**THE DATA:**

....

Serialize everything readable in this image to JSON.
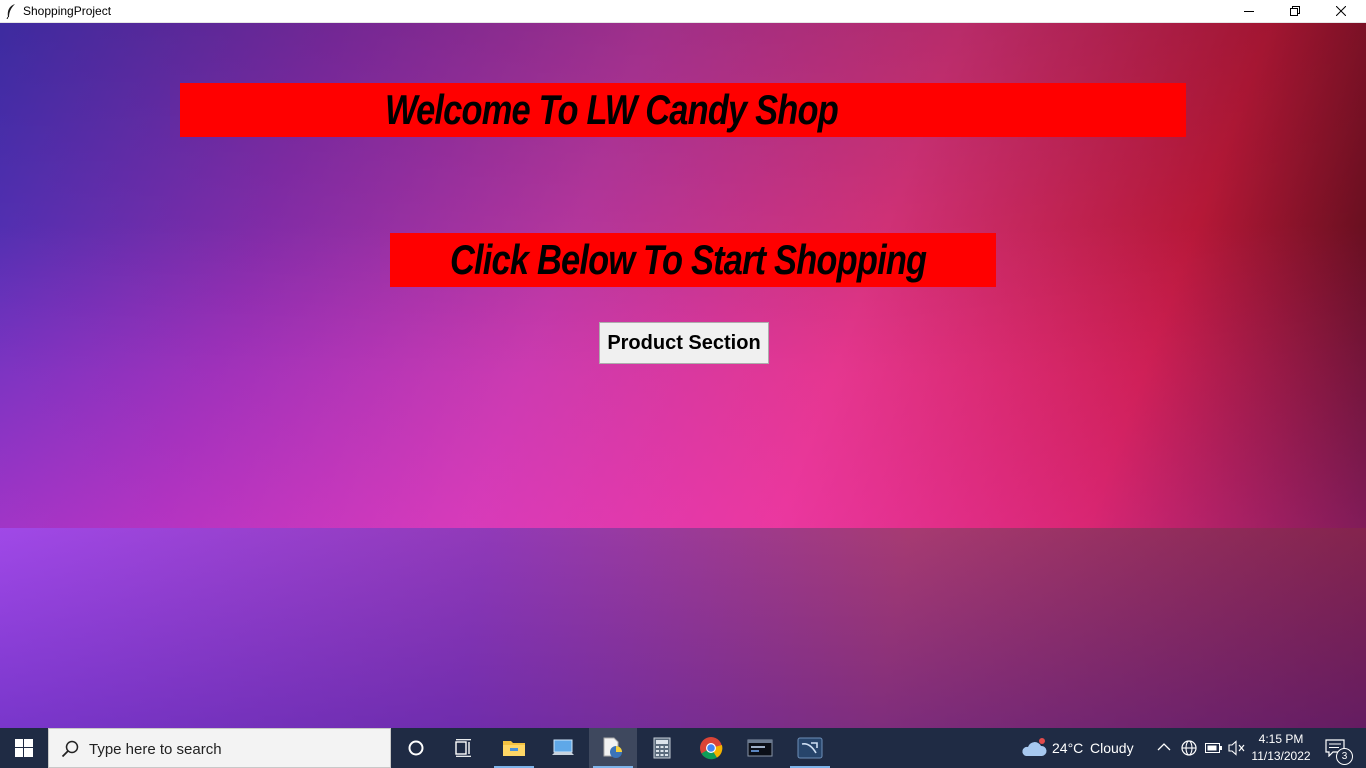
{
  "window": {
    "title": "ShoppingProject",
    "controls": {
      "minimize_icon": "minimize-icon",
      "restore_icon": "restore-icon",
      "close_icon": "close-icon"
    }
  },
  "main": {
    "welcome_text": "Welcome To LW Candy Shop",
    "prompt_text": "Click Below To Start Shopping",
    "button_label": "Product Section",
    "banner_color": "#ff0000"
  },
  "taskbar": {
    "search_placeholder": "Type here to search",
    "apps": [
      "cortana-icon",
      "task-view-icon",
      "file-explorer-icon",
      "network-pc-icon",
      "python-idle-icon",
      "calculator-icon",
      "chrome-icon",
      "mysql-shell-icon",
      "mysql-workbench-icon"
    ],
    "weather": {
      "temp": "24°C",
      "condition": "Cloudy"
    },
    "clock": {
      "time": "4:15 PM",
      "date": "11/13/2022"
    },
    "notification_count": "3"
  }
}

....

**STATED TASK:**
The material above must be printed exactly, with its pictures left out.

**ANSWER TO THIS EXERCISE:**
Serialize everything readable in this image to JSON.
{
  "window": {
    "title": "ShoppingProject",
    "controls": {
      "minimize_icon": "minimize-icon",
      "restore_icon": "restore-icon",
      "close_icon": "close-icon"
    }
  },
  "main": {
    "welcome_text": "Welcome To LW Candy Shop",
    "prompt_text": "Click Below To Start Shopping",
    "button_label": "Product Section",
    "banner_color": "#ff0000"
  },
  "taskbar": {
    "search_placeholder": "Type here to search",
    "apps": [
      "cortana-icon",
      "task-view-icon",
      "file-explorer-icon",
      "network-pc-icon",
      "python-idle-icon",
      "calculator-icon",
      "chrome-icon",
      "mysql-shell-icon",
      "mysql-workbench-icon"
    ],
    "weather": {
      "temp": "24°C",
      "condition": "Cloudy"
    },
    "clock": {
      "time": "4:15 PM",
      "date": "11/13/2022"
    },
    "notification_count": "3"
  }
}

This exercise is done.